┌─ EXCERPT
DataV is an Alibaba Cloud data visualization service. DataV allows you to build professional visualization applications by using a graphical user interface (GUI) with ease. You can use DataV to visualize log analysis data. This topic describes how to connect Log Service with DataV and show data on a dashboard.

Prerequisites

Background information

Rea-time dashboards are widely used in large online promotions. Real-time data dashboards are based on a stream computing architecture. The architecture consists of the following modules:
  • Data collection: collects data from each source in real time.
  • Intermediate storage: uses Kafka Queues to decouple production systems and consumption systems.
  • Real-time computing: subscribes to real-time data and uses computing rules to compute data on the dashboard.
  • Result storage: stores the computing results in SQL and NoSQL databases.
  • Visualization: calls API operations to obtain results and visualize the results.
Alibaba Group provides multiple services to support these modules, as shown in the following figure.Data dashboard-related services
You can connect Log Service with DataV by calling the API operations that are related to the log search and analytics feature. Then, you can use DataV to show data on a dashboard. Connect Log Service with DataV

Features

The following computing methods are supported:
  • Real-time computing (streaming computing): fixed computing and dynamic data.
  • Offline computing (data warehouse and offline computing): dynamic computing and fixed data.
└─
┌─ PROVIDED RECORDS
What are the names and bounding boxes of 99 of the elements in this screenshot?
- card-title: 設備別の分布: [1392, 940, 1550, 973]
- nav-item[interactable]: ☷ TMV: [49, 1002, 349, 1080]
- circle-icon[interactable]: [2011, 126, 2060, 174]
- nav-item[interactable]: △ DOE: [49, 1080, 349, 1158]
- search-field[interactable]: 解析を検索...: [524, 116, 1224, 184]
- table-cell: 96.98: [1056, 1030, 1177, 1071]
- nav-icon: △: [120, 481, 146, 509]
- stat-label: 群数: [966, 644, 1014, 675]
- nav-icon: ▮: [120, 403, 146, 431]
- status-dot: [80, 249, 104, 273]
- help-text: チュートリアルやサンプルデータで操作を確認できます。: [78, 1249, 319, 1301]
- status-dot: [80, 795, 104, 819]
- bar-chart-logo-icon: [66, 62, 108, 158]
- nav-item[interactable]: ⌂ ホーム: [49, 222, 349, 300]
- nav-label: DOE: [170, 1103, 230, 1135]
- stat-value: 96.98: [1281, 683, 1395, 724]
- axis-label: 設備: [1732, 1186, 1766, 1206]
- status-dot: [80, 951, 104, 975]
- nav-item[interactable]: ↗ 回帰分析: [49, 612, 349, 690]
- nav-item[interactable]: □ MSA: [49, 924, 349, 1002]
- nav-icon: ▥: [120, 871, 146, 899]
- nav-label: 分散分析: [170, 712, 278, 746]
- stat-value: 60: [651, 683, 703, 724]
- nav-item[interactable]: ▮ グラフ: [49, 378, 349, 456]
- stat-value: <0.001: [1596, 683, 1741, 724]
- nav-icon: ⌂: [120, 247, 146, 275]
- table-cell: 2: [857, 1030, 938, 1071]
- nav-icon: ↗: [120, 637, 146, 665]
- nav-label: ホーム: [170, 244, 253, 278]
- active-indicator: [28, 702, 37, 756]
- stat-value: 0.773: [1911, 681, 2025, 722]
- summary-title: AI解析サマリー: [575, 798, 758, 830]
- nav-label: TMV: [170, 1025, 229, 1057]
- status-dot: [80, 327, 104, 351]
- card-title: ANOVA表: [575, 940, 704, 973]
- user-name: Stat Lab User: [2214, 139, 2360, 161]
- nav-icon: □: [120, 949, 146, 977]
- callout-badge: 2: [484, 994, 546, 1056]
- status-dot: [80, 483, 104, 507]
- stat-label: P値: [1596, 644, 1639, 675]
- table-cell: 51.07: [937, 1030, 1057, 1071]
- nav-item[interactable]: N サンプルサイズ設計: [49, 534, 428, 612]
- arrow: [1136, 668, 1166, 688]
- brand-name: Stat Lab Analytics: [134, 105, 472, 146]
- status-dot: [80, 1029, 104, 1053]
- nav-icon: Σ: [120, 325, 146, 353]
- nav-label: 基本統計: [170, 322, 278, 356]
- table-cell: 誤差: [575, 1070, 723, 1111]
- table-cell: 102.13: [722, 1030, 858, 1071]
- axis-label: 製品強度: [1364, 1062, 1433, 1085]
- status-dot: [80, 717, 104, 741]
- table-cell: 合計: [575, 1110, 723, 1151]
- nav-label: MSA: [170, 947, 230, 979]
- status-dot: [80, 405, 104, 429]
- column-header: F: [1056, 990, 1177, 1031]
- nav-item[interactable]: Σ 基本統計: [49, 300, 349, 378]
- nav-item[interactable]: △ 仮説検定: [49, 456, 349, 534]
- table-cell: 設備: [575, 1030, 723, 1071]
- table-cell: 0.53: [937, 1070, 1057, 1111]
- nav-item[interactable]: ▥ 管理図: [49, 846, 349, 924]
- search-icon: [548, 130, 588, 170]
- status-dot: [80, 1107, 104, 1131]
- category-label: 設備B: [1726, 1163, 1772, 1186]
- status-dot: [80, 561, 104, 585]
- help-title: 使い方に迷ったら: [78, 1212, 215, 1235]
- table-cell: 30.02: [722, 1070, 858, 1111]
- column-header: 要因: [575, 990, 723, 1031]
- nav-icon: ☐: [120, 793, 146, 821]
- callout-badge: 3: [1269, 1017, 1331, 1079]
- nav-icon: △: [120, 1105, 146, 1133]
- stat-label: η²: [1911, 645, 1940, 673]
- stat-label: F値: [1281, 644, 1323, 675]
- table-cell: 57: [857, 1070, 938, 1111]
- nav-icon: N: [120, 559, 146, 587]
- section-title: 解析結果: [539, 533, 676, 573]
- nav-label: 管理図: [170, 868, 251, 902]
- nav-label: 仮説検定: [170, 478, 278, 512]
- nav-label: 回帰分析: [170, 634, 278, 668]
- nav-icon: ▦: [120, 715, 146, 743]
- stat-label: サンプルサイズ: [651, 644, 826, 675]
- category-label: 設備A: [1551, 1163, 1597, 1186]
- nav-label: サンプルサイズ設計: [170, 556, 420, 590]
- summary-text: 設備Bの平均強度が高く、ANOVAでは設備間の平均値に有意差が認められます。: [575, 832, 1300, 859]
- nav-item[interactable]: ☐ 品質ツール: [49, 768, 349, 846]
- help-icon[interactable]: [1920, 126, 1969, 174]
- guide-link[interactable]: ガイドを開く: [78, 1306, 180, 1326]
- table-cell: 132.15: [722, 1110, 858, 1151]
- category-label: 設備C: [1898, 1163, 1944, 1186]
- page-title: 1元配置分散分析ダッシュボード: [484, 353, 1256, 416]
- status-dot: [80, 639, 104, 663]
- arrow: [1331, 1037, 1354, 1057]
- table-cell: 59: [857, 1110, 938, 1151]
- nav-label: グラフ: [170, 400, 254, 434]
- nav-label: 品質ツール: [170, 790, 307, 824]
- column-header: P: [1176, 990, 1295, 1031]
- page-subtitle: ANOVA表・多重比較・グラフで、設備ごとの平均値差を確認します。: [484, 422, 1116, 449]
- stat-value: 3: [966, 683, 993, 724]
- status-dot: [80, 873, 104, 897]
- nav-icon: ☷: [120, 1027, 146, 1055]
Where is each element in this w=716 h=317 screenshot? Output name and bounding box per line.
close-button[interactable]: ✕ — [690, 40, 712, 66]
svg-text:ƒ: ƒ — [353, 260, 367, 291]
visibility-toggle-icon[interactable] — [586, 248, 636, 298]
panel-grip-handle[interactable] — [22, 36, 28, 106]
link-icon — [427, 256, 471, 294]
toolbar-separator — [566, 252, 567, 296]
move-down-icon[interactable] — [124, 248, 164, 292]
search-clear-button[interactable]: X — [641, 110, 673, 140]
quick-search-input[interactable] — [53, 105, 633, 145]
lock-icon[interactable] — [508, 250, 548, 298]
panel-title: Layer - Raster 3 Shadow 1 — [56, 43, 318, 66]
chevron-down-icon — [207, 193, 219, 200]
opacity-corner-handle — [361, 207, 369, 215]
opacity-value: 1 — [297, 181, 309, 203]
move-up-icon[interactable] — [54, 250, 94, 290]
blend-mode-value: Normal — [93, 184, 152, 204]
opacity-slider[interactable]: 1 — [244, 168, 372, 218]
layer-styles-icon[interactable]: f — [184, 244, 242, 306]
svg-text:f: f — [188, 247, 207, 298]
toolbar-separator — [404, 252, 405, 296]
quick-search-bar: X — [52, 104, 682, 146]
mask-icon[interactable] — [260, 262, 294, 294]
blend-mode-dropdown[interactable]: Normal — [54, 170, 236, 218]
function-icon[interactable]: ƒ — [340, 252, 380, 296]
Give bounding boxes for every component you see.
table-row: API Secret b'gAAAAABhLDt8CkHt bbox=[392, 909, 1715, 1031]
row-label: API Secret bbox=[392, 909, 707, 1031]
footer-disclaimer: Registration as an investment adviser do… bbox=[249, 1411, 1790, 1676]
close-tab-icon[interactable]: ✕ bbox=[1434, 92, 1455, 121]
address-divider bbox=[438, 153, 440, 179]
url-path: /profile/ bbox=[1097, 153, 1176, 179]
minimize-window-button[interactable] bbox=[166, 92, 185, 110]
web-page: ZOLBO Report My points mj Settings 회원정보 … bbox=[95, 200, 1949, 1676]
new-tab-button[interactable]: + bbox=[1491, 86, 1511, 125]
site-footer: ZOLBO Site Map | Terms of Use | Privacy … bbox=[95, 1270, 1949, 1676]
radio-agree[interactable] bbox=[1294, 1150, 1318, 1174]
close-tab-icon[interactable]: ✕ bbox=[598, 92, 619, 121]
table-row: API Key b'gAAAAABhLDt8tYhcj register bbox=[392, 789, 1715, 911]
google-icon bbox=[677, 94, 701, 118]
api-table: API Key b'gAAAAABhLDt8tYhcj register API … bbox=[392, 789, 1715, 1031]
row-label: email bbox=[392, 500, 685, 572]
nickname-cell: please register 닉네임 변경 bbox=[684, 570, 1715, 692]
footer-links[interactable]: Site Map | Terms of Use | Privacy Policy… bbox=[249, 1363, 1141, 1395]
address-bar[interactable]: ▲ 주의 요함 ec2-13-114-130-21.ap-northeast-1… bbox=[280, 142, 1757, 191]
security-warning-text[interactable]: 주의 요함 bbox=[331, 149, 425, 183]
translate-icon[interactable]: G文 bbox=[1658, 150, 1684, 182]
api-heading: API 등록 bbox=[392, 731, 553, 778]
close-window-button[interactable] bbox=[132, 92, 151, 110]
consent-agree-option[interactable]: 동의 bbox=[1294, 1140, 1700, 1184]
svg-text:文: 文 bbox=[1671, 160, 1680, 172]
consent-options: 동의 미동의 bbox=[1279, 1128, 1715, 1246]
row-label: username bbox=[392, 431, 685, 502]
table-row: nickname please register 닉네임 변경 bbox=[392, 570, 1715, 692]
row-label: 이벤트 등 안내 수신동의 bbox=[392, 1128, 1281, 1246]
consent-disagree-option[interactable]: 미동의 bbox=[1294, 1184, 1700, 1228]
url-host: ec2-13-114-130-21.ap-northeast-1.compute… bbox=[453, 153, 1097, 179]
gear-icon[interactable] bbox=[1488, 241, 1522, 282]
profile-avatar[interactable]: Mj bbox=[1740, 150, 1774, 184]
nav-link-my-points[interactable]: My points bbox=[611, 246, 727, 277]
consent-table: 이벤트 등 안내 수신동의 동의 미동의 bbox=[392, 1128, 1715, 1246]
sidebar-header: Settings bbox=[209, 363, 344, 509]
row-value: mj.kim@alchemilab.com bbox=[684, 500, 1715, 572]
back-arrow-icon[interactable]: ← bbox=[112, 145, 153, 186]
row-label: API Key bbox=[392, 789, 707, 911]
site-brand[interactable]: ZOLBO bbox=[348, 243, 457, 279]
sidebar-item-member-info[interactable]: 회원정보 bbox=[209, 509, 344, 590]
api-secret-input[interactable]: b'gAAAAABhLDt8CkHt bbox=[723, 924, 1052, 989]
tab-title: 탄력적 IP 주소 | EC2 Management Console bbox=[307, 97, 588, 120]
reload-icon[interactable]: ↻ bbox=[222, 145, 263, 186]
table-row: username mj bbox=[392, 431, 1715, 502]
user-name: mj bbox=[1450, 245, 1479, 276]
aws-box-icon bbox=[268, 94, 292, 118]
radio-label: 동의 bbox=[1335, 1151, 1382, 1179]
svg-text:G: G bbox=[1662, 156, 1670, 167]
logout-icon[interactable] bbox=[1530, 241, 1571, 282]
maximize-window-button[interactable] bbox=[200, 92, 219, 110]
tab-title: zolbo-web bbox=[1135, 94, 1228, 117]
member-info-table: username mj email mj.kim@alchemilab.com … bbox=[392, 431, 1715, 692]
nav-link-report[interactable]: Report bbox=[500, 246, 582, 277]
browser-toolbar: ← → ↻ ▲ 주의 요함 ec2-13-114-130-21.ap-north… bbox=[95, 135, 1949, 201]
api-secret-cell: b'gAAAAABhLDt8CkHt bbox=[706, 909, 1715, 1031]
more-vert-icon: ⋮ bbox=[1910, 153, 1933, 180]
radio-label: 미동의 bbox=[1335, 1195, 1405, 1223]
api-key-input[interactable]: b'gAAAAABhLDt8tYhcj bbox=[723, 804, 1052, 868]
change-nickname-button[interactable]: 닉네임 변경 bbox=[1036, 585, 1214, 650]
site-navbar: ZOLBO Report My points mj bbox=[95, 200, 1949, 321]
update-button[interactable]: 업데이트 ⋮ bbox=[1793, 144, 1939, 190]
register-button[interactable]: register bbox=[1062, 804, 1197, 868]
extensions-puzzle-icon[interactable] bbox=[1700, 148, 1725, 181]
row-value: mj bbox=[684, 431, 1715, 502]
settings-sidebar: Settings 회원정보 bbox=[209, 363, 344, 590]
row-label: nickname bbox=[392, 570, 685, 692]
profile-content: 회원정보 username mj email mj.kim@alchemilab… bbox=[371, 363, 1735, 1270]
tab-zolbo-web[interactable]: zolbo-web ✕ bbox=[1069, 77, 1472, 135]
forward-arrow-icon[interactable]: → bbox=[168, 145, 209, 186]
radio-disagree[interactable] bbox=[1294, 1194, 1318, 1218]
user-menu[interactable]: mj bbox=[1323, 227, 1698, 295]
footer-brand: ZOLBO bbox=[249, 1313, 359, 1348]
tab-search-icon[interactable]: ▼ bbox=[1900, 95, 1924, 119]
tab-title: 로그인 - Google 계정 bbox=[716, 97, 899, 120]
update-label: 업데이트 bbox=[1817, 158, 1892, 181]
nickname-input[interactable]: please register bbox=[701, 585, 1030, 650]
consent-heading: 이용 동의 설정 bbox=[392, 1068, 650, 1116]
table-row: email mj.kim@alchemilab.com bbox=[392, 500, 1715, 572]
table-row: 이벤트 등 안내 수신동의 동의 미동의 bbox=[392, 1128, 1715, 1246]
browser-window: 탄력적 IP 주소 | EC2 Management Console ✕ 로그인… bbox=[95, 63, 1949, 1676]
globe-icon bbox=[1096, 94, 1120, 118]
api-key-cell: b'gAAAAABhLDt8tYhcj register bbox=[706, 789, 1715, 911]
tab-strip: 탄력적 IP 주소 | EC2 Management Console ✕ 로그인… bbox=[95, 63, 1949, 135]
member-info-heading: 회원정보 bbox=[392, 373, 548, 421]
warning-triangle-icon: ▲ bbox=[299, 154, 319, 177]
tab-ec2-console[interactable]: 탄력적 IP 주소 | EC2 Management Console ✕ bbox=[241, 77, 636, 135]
└─
EXERCISE TASK:
Copy the DataV text word for word, everything from "Prerequisites" down to "on the dashboard.". The lines stand apart from the DataV text and aren't part of it.

RESPONSE TO THE TASK:
Prerequisites

Background information

Rea-time dashboards are widely used in large online promotions. Real-time data dashboards are based on a stream computing architecture. The architecture consists of the following modules:
  • Data collection: collects data from each source in real time.
  • Intermediate storage: uses Kafka Queues to decouple production systems and consumption systems.
  • Real-time computing: subscribes to real-time data and uses computing rules to compute data on the dashboard.